═════ Exercise data
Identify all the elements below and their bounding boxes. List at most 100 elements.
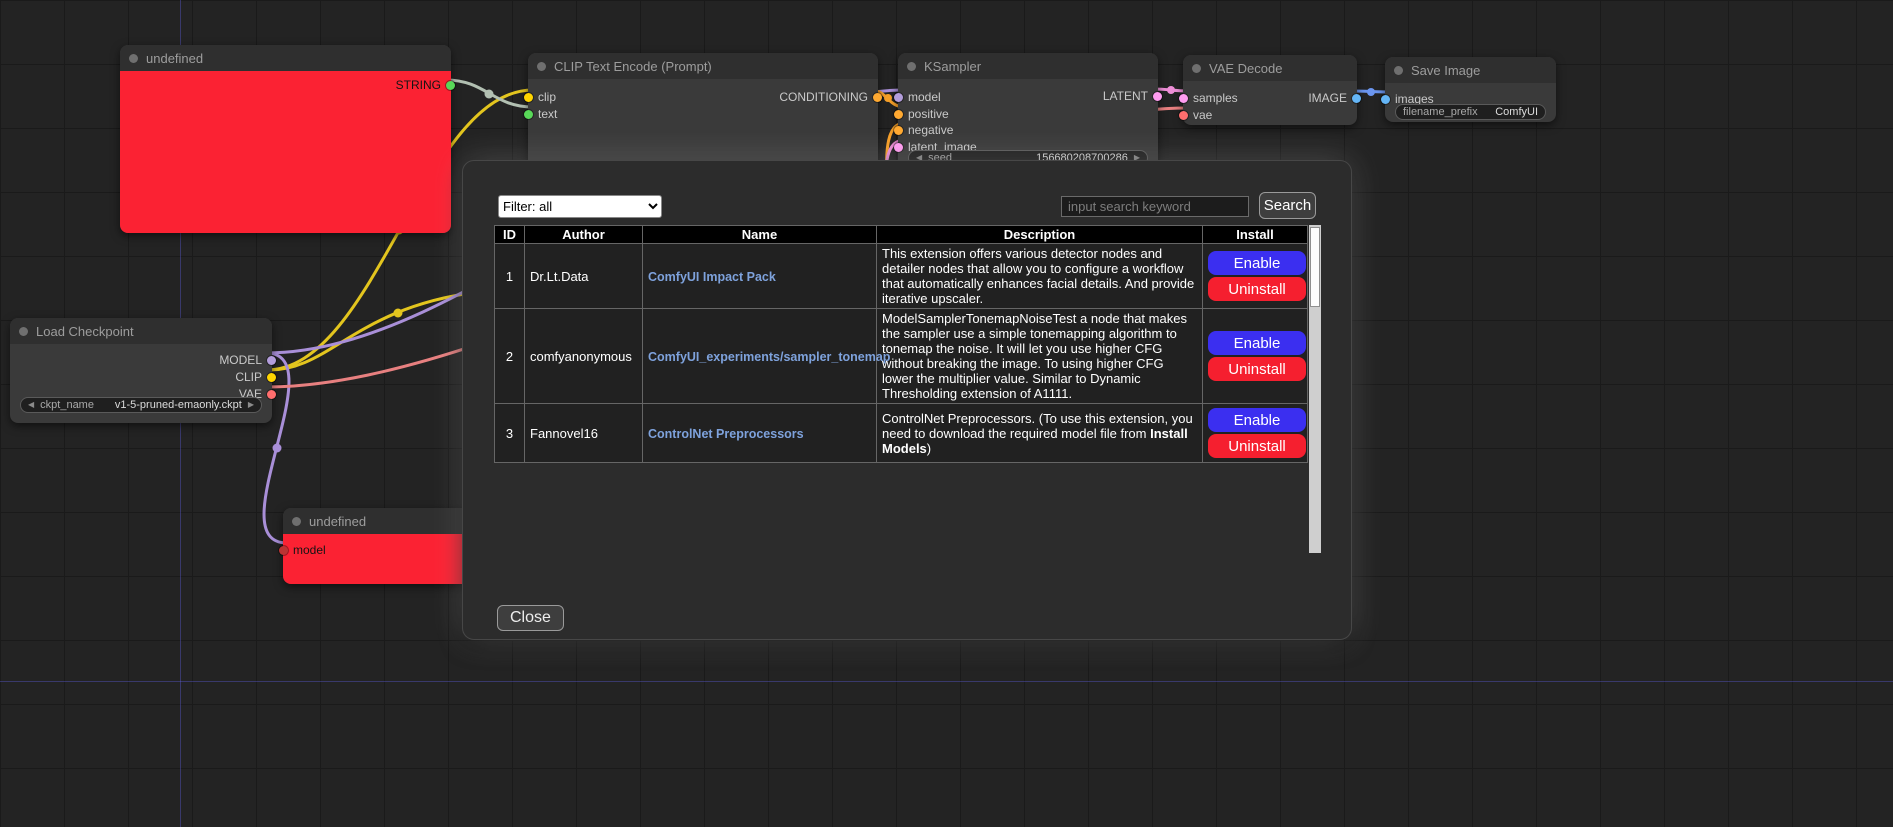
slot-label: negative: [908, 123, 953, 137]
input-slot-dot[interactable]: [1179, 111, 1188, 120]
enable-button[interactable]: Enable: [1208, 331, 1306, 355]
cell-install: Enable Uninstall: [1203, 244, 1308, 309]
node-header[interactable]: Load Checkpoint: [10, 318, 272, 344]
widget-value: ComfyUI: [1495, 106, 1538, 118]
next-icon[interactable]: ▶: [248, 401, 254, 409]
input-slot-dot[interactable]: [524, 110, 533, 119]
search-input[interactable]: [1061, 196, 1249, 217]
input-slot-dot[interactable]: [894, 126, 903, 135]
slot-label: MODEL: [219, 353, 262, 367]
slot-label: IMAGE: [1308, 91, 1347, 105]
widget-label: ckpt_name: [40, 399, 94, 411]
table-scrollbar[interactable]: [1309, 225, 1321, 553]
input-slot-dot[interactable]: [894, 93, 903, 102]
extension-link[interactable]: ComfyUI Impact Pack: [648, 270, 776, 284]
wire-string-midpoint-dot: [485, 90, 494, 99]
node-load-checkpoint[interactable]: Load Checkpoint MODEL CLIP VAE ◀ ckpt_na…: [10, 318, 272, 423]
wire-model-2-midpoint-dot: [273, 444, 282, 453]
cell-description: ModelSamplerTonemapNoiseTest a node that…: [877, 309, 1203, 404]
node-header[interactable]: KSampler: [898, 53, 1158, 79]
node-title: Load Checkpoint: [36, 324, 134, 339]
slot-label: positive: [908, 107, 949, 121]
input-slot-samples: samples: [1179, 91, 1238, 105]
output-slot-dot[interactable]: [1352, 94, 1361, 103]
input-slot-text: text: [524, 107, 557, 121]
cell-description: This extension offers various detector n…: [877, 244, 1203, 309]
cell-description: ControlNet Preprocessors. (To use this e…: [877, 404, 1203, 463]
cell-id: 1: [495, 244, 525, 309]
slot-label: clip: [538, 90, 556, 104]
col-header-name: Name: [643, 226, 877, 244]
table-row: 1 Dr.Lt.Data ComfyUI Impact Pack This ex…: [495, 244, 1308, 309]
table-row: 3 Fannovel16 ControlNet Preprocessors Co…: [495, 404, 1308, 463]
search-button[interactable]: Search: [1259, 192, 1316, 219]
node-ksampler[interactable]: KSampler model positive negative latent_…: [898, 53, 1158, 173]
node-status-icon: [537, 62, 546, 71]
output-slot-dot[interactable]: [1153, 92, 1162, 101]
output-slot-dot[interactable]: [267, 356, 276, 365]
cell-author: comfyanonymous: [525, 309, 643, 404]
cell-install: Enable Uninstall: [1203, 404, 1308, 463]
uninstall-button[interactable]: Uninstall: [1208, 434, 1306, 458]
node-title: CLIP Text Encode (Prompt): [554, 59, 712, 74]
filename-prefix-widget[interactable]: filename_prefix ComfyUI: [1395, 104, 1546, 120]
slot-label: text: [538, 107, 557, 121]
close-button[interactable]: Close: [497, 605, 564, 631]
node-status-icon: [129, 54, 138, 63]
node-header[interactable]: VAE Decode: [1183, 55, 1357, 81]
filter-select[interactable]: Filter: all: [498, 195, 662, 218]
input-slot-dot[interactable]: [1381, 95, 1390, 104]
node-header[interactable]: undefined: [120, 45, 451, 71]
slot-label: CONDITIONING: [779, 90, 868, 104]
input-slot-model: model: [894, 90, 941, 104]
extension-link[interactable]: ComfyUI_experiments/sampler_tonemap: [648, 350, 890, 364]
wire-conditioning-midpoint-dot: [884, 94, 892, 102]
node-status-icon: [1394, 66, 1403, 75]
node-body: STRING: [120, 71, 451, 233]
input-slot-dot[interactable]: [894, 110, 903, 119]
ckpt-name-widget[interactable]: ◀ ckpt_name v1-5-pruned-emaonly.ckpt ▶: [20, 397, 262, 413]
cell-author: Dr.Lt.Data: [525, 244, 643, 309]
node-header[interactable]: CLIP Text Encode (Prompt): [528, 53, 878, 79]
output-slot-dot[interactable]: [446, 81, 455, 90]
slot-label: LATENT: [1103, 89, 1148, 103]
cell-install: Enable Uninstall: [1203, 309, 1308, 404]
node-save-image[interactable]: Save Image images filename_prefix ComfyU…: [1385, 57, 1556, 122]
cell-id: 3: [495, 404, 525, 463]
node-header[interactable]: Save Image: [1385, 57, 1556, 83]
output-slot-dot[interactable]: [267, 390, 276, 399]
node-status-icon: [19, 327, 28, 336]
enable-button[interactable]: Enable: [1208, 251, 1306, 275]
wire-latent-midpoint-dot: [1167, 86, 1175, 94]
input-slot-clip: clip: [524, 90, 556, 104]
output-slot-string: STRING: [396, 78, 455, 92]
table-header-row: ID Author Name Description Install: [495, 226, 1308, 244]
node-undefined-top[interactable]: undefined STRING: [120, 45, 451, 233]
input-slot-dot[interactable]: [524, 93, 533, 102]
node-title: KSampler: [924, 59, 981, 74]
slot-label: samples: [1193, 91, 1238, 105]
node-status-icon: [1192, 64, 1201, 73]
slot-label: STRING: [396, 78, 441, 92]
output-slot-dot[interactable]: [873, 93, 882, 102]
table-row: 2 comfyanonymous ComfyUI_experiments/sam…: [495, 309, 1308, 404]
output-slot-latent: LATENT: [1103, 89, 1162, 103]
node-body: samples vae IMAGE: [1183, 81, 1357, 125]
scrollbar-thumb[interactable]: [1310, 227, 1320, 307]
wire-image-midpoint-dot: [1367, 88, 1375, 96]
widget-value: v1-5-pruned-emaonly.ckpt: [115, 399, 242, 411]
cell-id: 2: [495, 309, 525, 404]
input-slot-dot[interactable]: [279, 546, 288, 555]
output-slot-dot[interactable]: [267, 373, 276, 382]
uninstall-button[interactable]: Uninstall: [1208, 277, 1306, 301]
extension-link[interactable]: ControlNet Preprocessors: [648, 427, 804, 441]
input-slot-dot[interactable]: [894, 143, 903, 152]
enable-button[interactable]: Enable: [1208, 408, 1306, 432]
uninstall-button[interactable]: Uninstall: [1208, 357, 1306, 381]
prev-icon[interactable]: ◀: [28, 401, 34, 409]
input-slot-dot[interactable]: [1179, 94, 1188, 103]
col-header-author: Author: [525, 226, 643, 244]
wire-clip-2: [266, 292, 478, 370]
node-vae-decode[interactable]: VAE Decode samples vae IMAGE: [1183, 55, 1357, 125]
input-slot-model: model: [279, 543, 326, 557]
══════════
═════ Exercise data
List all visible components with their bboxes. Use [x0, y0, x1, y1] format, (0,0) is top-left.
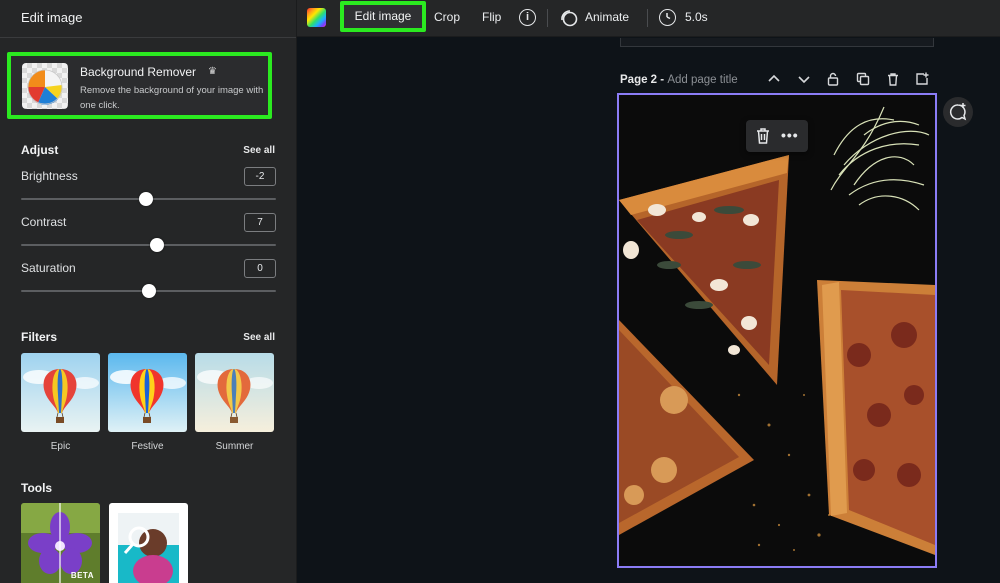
══════════
═════ Exercise data
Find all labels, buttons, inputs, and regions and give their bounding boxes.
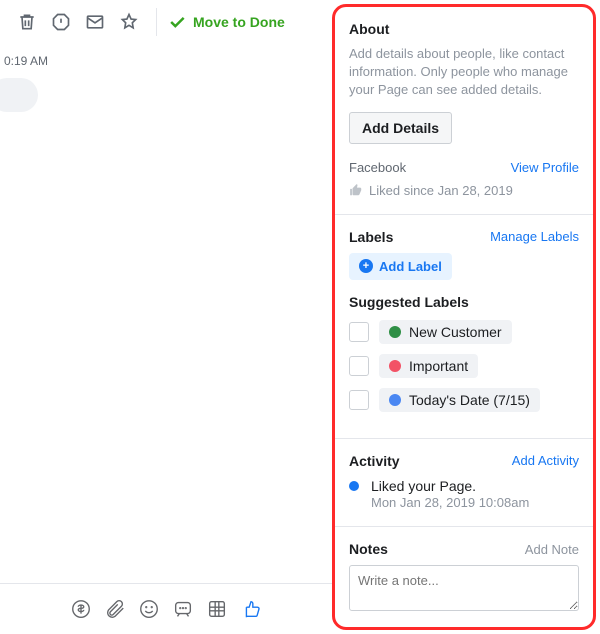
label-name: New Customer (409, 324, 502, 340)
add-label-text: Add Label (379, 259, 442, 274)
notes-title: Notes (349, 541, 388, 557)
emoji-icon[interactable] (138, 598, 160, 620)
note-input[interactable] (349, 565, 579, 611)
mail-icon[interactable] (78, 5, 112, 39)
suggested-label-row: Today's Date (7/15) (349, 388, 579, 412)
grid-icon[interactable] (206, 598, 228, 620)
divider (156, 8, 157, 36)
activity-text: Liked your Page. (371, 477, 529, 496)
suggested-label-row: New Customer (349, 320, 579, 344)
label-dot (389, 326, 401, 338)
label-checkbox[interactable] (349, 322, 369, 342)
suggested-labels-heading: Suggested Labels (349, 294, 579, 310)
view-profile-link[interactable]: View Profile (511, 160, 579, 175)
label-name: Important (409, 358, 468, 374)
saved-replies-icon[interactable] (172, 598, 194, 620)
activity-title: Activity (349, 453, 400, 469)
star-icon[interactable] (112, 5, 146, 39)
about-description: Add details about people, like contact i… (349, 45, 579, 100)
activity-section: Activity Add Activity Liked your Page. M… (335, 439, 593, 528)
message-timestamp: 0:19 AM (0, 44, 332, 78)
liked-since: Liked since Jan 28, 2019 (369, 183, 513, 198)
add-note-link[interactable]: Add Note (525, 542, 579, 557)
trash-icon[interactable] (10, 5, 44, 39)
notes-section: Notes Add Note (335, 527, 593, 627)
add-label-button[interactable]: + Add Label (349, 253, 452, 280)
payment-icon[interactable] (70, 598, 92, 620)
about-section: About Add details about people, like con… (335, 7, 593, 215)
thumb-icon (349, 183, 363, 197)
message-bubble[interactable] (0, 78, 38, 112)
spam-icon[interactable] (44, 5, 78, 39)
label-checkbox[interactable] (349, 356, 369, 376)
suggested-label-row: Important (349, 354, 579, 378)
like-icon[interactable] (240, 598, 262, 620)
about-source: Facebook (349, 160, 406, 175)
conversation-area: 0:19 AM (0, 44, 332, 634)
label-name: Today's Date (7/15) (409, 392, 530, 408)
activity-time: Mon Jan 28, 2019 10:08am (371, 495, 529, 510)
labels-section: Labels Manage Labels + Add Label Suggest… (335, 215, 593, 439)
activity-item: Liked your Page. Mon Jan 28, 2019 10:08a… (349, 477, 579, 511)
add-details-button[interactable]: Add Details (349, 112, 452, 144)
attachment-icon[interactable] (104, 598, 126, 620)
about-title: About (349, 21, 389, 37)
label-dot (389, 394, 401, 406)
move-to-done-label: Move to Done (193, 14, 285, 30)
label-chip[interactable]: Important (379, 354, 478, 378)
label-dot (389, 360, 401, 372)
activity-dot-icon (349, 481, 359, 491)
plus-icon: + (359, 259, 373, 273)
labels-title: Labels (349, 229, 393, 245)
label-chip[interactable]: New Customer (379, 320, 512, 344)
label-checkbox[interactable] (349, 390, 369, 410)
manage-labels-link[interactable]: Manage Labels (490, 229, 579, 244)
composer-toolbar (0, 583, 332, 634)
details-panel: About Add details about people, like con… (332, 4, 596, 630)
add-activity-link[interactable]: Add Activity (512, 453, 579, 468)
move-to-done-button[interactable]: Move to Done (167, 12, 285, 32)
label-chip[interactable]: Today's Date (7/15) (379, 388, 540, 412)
══════════
- Your goal:
Copy the lines between the one holding "Identify all the" and the one holding "enable-button[interactable]: Enable: [1208, 331, 1306, 355]", inclusive, requests and all. Multiply every box coordinate in the answers by 2.55 and round to whole numbers, with halves rounded up, and leave the pictures out.

- Output of the exercise:
Identify all the elements below and their bounding boxes. List at most 100 elements.
slot-label: negative: [2315, 314, 2430, 349]
input-slot-dot[interactable]: [3006, 283, 3029, 306]
enable-button[interactable]: Enable: [3080, 844, 3330, 905]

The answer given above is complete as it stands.